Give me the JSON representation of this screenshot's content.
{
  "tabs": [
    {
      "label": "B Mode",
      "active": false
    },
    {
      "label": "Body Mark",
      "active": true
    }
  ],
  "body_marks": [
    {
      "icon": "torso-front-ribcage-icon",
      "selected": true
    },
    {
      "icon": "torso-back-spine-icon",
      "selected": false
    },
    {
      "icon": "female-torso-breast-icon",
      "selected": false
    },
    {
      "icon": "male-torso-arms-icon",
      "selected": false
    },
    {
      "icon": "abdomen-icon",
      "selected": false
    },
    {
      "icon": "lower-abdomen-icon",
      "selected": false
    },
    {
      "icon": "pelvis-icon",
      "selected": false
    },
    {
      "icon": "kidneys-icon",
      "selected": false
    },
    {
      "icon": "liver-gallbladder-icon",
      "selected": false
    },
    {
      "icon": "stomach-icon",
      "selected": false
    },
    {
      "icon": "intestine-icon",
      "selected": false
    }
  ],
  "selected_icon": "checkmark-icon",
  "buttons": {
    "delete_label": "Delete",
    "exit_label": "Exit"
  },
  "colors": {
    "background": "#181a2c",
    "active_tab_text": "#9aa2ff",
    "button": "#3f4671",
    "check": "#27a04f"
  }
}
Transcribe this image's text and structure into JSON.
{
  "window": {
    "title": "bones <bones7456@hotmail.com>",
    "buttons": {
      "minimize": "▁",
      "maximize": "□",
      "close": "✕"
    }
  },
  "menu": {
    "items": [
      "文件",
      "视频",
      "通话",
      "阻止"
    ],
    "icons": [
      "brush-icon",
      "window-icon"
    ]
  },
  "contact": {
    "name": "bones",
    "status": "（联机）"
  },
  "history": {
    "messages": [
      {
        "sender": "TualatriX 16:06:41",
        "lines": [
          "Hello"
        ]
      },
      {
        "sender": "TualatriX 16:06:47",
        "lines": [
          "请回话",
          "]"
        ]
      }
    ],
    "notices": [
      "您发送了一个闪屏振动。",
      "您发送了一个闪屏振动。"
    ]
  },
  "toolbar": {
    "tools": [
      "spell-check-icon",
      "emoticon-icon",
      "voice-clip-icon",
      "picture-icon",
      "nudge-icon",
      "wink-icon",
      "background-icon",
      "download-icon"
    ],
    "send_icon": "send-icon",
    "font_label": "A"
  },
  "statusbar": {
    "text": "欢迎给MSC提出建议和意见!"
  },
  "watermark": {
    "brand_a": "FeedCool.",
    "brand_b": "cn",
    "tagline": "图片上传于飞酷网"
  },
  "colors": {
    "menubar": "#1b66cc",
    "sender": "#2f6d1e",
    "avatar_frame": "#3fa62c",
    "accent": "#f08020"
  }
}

-*-

### BRIEF
Show each line of the listing that holds the string "torso".

### CORRECT ANSWER
      "icon": "torso-front-ribcage-icon",
      "icon": "torso-back-spine-icon",
      "icon": "female-torso-breast-icon",
      "icon": "male-torso-arms-icon",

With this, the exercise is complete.